## Your objective
Every line that holds the string "populates" is to be identified and copied.

## Input material
:::

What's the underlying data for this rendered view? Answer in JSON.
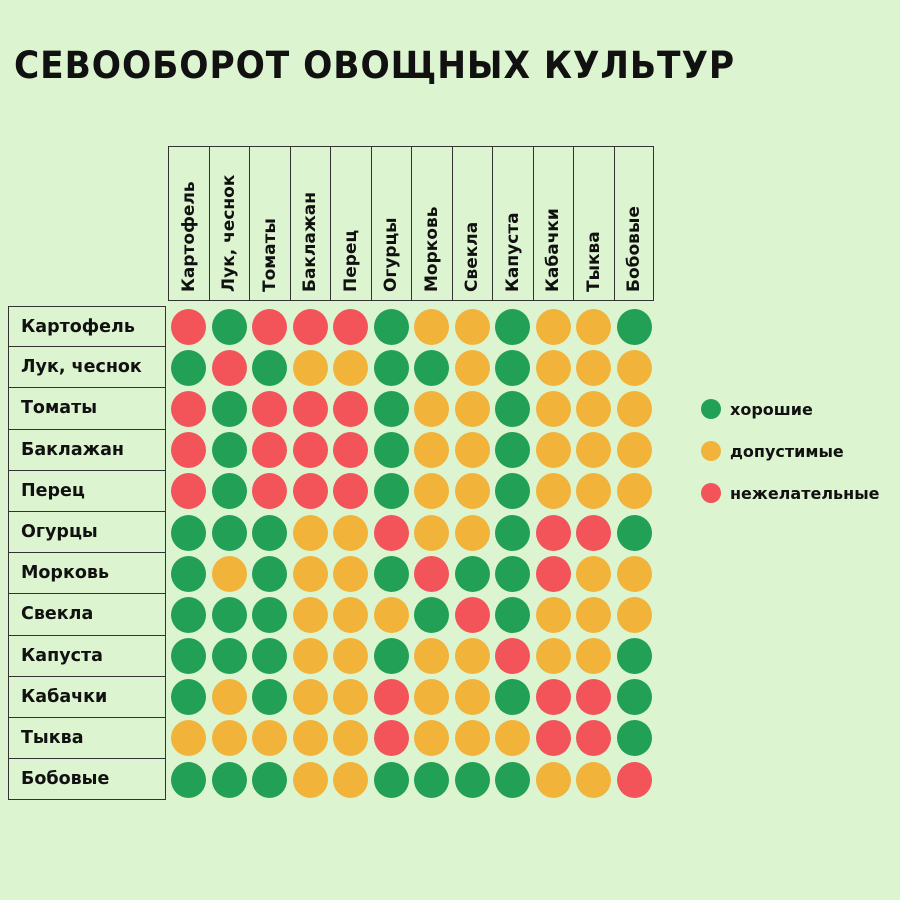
{
  "title": "СЕВООБОРОТ ОВОЩНЫХ КУЛЬТУР",
  "colors": {
    "g": "#22a055",
    "y": "#f2b33b",
    "r": "#f25459"
  },
  "legend": [
    {
      "code": "g",
      "label": "хорошие"
    },
    {
      "code": "y",
      "label": "допустимые"
    },
    {
      "code": "r",
      "label": "нежелательные"
    }
  ],
  "crops": [
    "Картофель",
    "Лук, чеснок",
    "Томаты",
    "Баклажан",
    "Перец",
    "Огурцы",
    "Морковь",
    "Свекла",
    "Капуста",
    "Кабачки",
    "Тыква",
    "Бобовые"
  ],
  "chart_data": {
    "type": "heatmap",
    "title": "СЕВООБОРОТ ОВОЩНЫХ КУЛЬТУР",
    "x": [
      "Картофель",
      "Лук, чеснок",
      "Томаты",
      "Баклажан",
      "Перец",
      "Огурцы",
      "Морковь",
      "Свекла",
      "Капуста",
      "Кабачки",
      "Тыква",
      "Бобовые"
    ],
    "y": [
      "Картофель",
      "Лук, чеснок",
      "Томаты",
      "Баклажан",
      "Перец",
      "Огурцы",
      "Морковь",
      "Свекла",
      "Капуста",
      "Кабачки",
      "Тыква",
      "Бобовые"
    ],
    "legend": {
      "g": "хорошие",
      "y": "допустимые",
      "r": "нежелательные"
    },
    "legend_position": "right",
    "values": [
      [
        "r",
        "g",
        "r",
        "r",
        "r",
        "g",
        "y",
        "y",
        "g",
        "y",
        "y",
        "g"
      ],
      [
        "g",
        "r",
        "g",
        "y",
        "y",
        "g",
        "g",
        "y",
        "g",
        "y",
        "y",
        "y"
      ],
      [
        "r",
        "g",
        "r",
        "r",
        "r",
        "g",
        "y",
        "y",
        "g",
        "y",
        "y",
        "y"
      ],
      [
        "r",
        "g",
        "r",
        "r",
        "r",
        "g",
        "y",
        "y",
        "g",
        "y",
        "y",
        "y"
      ],
      [
        "r",
        "g",
        "r",
        "r",
        "r",
        "g",
        "y",
        "y",
        "g",
        "y",
        "y",
        "y"
      ],
      [
        "g",
        "g",
        "g",
        "y",
        "y",
        "r",
        "y",
        "y",
        "g",
        "r",
        "r",
        "g"
      ],
      [
        "g",
        "y",
        "g",
        "y",
        "y",
        "g",
        "r",
        "g",
        "g",
        "r",
        "y",
        "y"
      ],
      [
        "g",
        "g",
        "g",
        "y",
        "y",
        "y",
        "g",
        "r",
        "g",
        "y",
        "y",
        "y"
      ],
      [
        "g",
        "g",
        "g",
        "y",
        "y",
        "g",
        "y",
        "y",
        "r",
        "y",
        "y",
        "g"
      ],
      [
        "g",
        "y",
        "g",
        "y",
        "y",
        "r",
        "y",
        "y",
        "g",
        "r",
        "r",
        "g"
      ],
      [
        "y",
        "y",
        "y",
        "y",
        "y",
        "r",
        "y",
        "y",
        "y",
        "r",
        "r",
        "g"
      ],
      [
        "g",
        "g",
        "g",
        "y",
        "y",
        "g",
        "g",
        "g",
        "g",
        "y",
        "y",
        "r"
      ]
    ]
  }
}
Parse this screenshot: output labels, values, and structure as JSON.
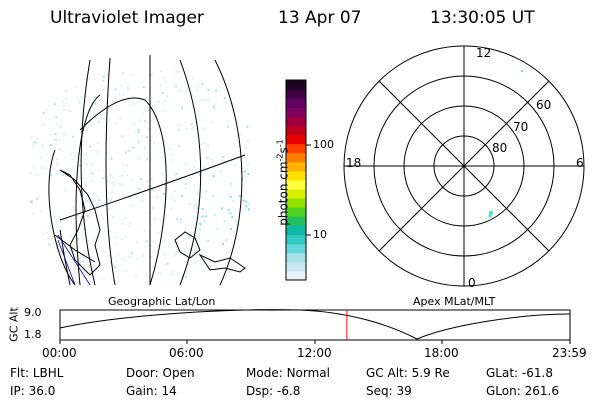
{
  "header": {
    "instrument": "Ultraviolet Imager",
    "date": "13 Apr 07",
    "time": "13:30:05 UT"
  },
  "colorbar": {
    "unit_label": "photon cm",
    "unit_sup1": "-2",
    "unit_s": "s",
    "unit_sup2": "-1",
    "ticks": [
      "100",
      "10"
    ],
    "colors": [
      "#e8f0f8",
      "#c8e8f0",
      "#a8e0e8",
      "#60d8d8",
      "#30c8c0",
      "#10b8a8",
      "#20c060",
      "#50d020",
      "#90e000",
      "#d8f000",
      "#ffff40",
      "#ffe000",
      "#ffb000",
      "#ff8000",
      "#ff4000",
      "#e80000",
      "#c00020",
      "#a00040",
      "#800060",
      "#600060",
      "#400040",
      "#200020"
    ]
  },
  "geo_panel": {
    "title": "Geographic Lat/Lon"
  },
  "polar_panel": {
    "title": "Apex MLat/MLT",
    "mlt_labels": {
      "top": "12",
      "left": "18",
      "right": "6",
      "bottom": "0"
    },
    "lat_labels": [
      "60",
      "70",
      "80"
    ]
  },
  "altitude_plot": {
    "ylabel": "GC Alt",
    "yticks": [
      "9.0",
      "1.8"
    ],
    "xticks": [
      "00:00",
      "06:00",
      "12:00",
      "18:00",
      "23:59"
    ],
    "current_time_hours": 13.5,
    "marker_color": "#ff0000"
  },
  "status": {
    "flt_label": "Flt:",
    "flt_value": "LBHL",
    "door_label": "Door:",
    "door_value": "Open",
    "mode_label": "Mode:",
    "mode_value": "Normal",
    "gcalt_label": "GC Alt:",
    "gcalt_value": "5.9 Re",
    "glat_label": "GLat:",
    "glat_value": "-61.8",
    "ip_label": "IP:",
    "ip_value": "36.0",
    "gain_label": "Gain:",
    "gain_value": "14",
    "dsp_label": "Dsp:",
    "dsp_value": "-6.8",
    "seq_label": "Seq:",
    "seq_value": "39",
    "glon_label": "GLon:",
    "glon_value": "261.6"
  }
}
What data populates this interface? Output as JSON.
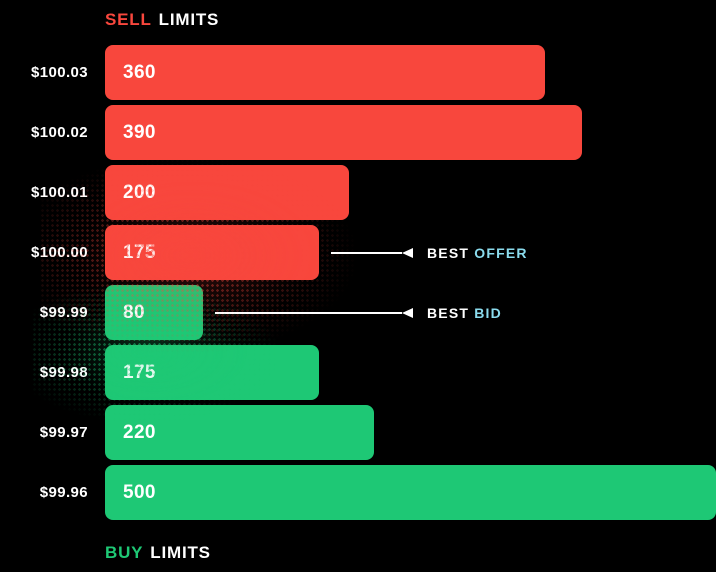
{
  "titles": {
    "sell_accent": "SELL",
    "sell_rest": "LIMITS",
    "buy_accent": "BUY",
    "buy_rest": "LIMITS"
  },
  "colors": {
    "background": "#000000",
    "sell": "#F8473D",
    "buy": "#1EC875",
    "text": "#FFFFFF",
    "annotation_accent": "#8BDCEE"
  },
  "chart_data": {
    "type": "bar",
    "orientation": "horizontal",
    "title": "Order book: sell limits vs buy limits",
    "categories": [
      "$100.03",
      "$100.02",
      "$100.01",
      "$100.00",
      "$99.99",
      "$99.98",
      "$99.97",
      "$99.96"
    ],
    "values": [
      360,
      390,
      200,
      175,
      80,
      175,
      220,
      500
    ],
    "sides": [
      "sell",
      "sell",
      "sell",
      "sell",
      "buy",
      "buy",
      "buy",
      "buy"
    ],
    "series": [
      {
        "name": "Sell limits",
        "color": "#F8473D",
        "categories": [
          "$100.03",
          "$100.02",
          "$100.01",
          "$100.00"
        ],
        "values": [
          360,
          390,
          200,
          175
        ]
      },
      {
        "name": "Buy limits",
        "color": "#1EC875",
        "categories": [
          "$99.99",
          "$99.98",
          "$99.97",
          "$99.96"
        ],
        "values": [
          80,
          175,
          220,
          500
        ]
      }
    ],
    "xmax": 500,
    "grid": false,
    "legend": false,
    "annotations": [
      {
        "category": "$100.00",
        "text_plain": "BEST",
        "text_accent": "OFFER"
      },
      {
        "category": "$99.99",
        "text_plain": "BEST",
        "text_accent": "BID"
      }
    ]
  }
}
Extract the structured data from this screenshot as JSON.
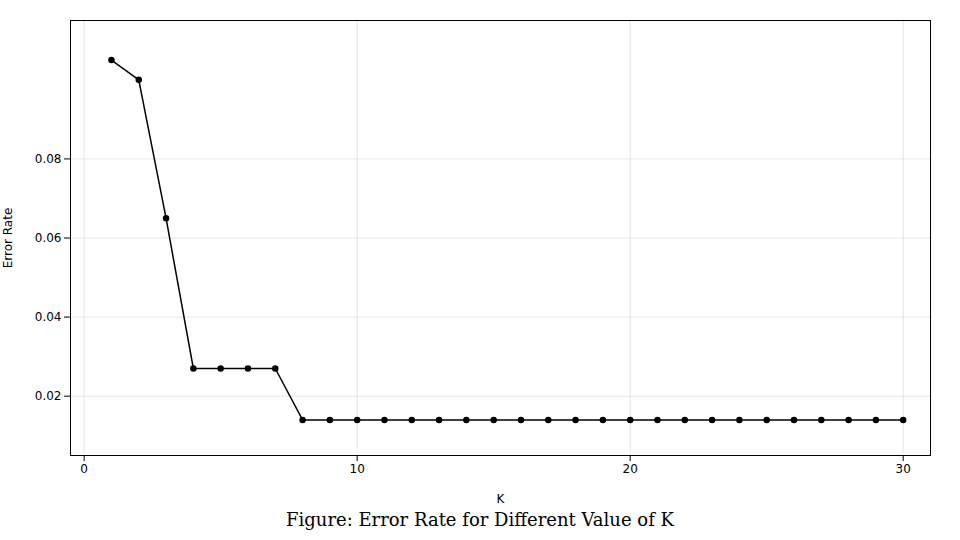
{
  "chart_data": {
    "type": "line",
    "title": "Figure: Error Rate for Different Value of K",
    "xlabel": "K",
    "ylabel": "Error Rate",
    "x": [
      1,
      2,
      3,
      4,
      5,
      6,
      7,
      8,
      9,
      10,
      11,
      12,
      13,
      14,
      15,
      16,
      17,
      18,
      19,
      20,
      21,
      22,
      23,
      24,
      25,
      26,
      27,
      28,
      29,
      30
    ],
    "values": [
      0.105,
      0.1,
      0.065,
      0.027,
      0.027,
      0.027,
      0.027,
      0.014,
      0.014,
      0.014,
      0.014,
      0.014,
      0.014,
      0.014,
      0.014,
      0.014,
      0.014,
      0.014,
      0.014,
      0.014,
      0.014,
      0.014,
      0.014,
      0.014,
      0.014,
      0.014,
      0.014,
      0.014,
      0.014,
      0.014
    ],
    "color": "black",
    "marker": "circle",
    "xlim": [
      -0.5,
      31
    ],
    "ylim": [
      0.005,
      0.115
    ],
    "xticks": [
      0,
      10,
      20,
      30
    ],
    "yticks": [
      0.02,
      0.04,
      0.06,
      0.08
    ],
    "grid": true
  }
}
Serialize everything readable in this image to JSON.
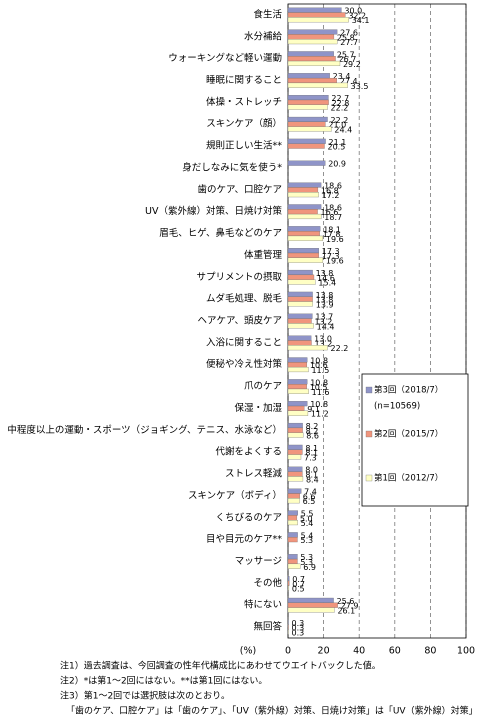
{
  "chart_data": {
    "type": "bar",
    "orientation": "horizontal",
    "categories": [
      "食生活",
      "水分補給",
      "ウォーキングなど軽い運動",
      "睡眠に関すること",
      "体操・ストレッチ",
      "スキンケア（顔）",
      "規則正しい生活**",
      "身だしなみに気を使う*",
      "歯のケア、口腔ケア",
      "UV（紫外線）対策、日焼け対策",
      "眉毛、ヒゲ、鼻毛などのケア",
      "体重管理",
      "サプリメントの摂取",
      "ムダ毛処理、脱毛",
      "ヘアケア、頭皮ケア",
      "入浴に関すること",
      "便秘や冷え性対策",
      "爪のケア",
      "保湿・加湿",
      "中程度以上の運動・スポーツ（ジョギング、テニス、水泳など）",
      "代謝をよくする",
      "ストレス軽減",
      "スキンケア（ボディ）",
      "くちびるのケア",
      "目や目元のケア**",
      "マッサージ",
      "その他",
      "特にない",
      "無回答"
    ],
    "series": [
      {
        "name": "第3回（2018/7）",
        "color": "#8f94c8",
        "values": [
          30.0,
          27.6,
          25.7,
          23.4,
          22.7,
          22.2,
          21.1,
          20.9,
          18.6,
          18.6,
          18.1,
          17.3,
          13.8,
          13.8,
          13.7,
          13.0,
          10.8,
          10.8,
          10.8,
          8.2,
          8.1,
          8.0,
          7.4,
          5.5,
          5.4,
          5.3,
          0.7,
          25.6,
          0.3
        ],
        "value_labels": [
          "30.0",
          "27.6",
          "25.7",
          "23.4",
          "22.7",
          "22.2",
          "21.1",
          "20.9",
          "18.6",
          "18.6",
          "18.1",
          "17.3",
          "13.8",
          "13.8",
          "13.7",
          "13.0",
          "10.8",
          "10.8",
          "10.8",
          "8.2",
          "8.1",
          "8.0",
          "7.4",
          "5.5",
          "5.4",
          "5.3",
          "0.7",
          "25.6",
          "0.3"
        ]
      },
      {
        "name": "第2回（2015/7）",
        "color": "#f0957d",
        "values": [
          32.2,
          25.8,
          26.7,
          27.4,
          22.8,
          21.0,
          20.5,
          null,
          16.8,
          16.6,
          17.8,
          17.3,
          14.6,
          13.8,
          13.2,
          13.2,
          10.6,
          10.5,
          9.1,
          8.2,
          8.1,
          8.1,
          6.6,
          5.0,
          5.3,
          5.3,
          0.7,
          27.9,
          0.3
        ],
        "value_labels": [
          "32.2",
          "25.8",
          "26.7",
          "27.4",
          "22.8",
          "21.0",
          "20.5",
          null,
          "16.8",
          "16.6",
          "17.8",
          "17.3",
          "14.6",
          "13.8",
          "13.2",
          "13.2",
          "10.6",
          "10.5",
          "9.1",
          "8.2",
          "8.1",
          "8.1",
          "6.6",
          "5.0",
          "5.3",
          "5.3",
          "0.7",
          "27.9",
          "0.3"
        ]
      },
      {
        "name": "第1回（2012/7）",
        "color": "#ffffc4",
        "values": [
          34.1,
          27.7,
          29.2,
          33.5,
          22.2,
          24.4,
          null,
          null,
          17.2,
          18.7,
          19.6,
          19.6,
          15.4,
          13.9,
          14.4,
          22.2,
          11.5,
          11.6,
          11.2,
          8.6,
          7.3,
          8.4,
          6.5,
          5.4,
          null,
          6.9,
          0.5,
          26.1,
          0.3
        ],
        "value_labels": [
          "34.1",
          "27.7",
          "29.2",
          "33.5",
          "22.2",
          "24.4",
          null,
          null,
          "17.2",
          "18.7",
          "19.6",
          "19.6",
          "15.4",
          "13.9",
          "14.4",
          "22.2",
          "11.5",
          "11.6",
          "11.2",
          "8.6",
          "7.3",
          "8.4",
          "6.5",
          "5.4",
          null,
          "6.9",
          "0.5",
          "26.1",
          "0.3"
        ]
      }
    ],
    "legend_note": "(n=10569)",
    "xlim": [
      0,
      100
    ],
    "xticks": [
      0,
      20,
      40,
      60,
      80,
      100
    ],
    "xlabel": "(%)",
    "grid": true,
    "notes": [
      "注1）過去調査は、今回調査の性年代構成比にあわせてウエイトバックした値。",
      "注2）*は第1～2回にはない。**は第1回にはない。",
      "注3）第1～2回では選択肢は次のとおり。",
      "「歯のケア、口腔ケア」は「歯のケア」、「UV（紫外線）対策、日焼け対策」は「UV（紫外線）対策」"
    ]
  }
}
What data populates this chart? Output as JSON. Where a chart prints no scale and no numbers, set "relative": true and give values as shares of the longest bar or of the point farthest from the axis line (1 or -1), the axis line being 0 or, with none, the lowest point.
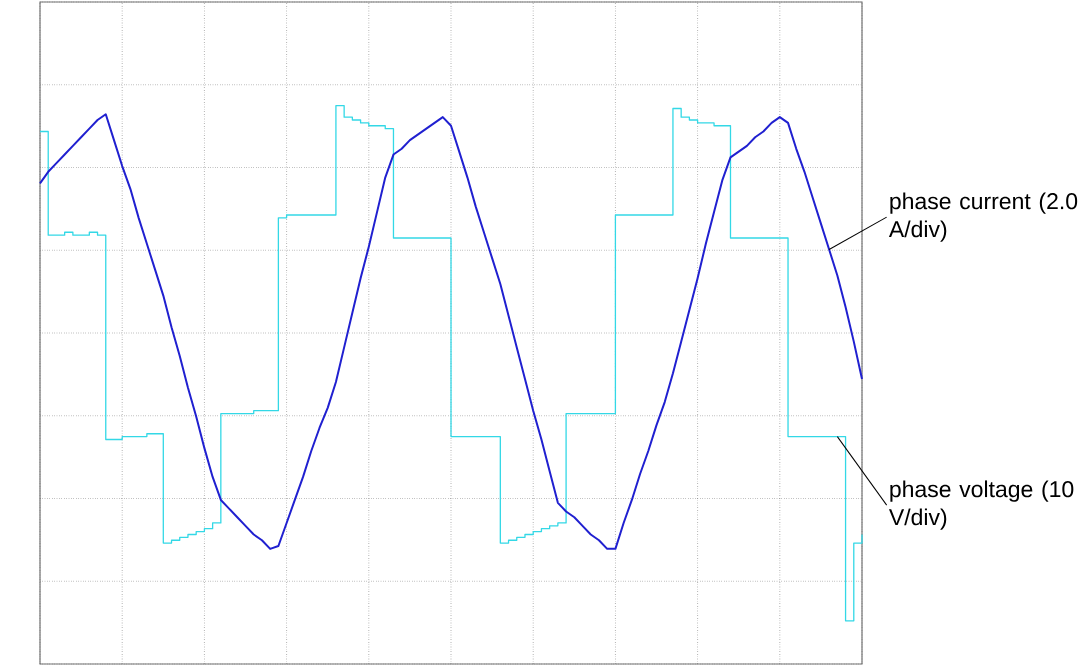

:::

## Response to this task
What data populates this interface? Output as JSON.
What data populates this chart? Output as JSON. Where a chart prints no scale and no numbers, set "relative": true and give values as shares of the longest bar or of the point farthest from the axis line (1 or -1), the axis line being 0 or, with none, the lowest point.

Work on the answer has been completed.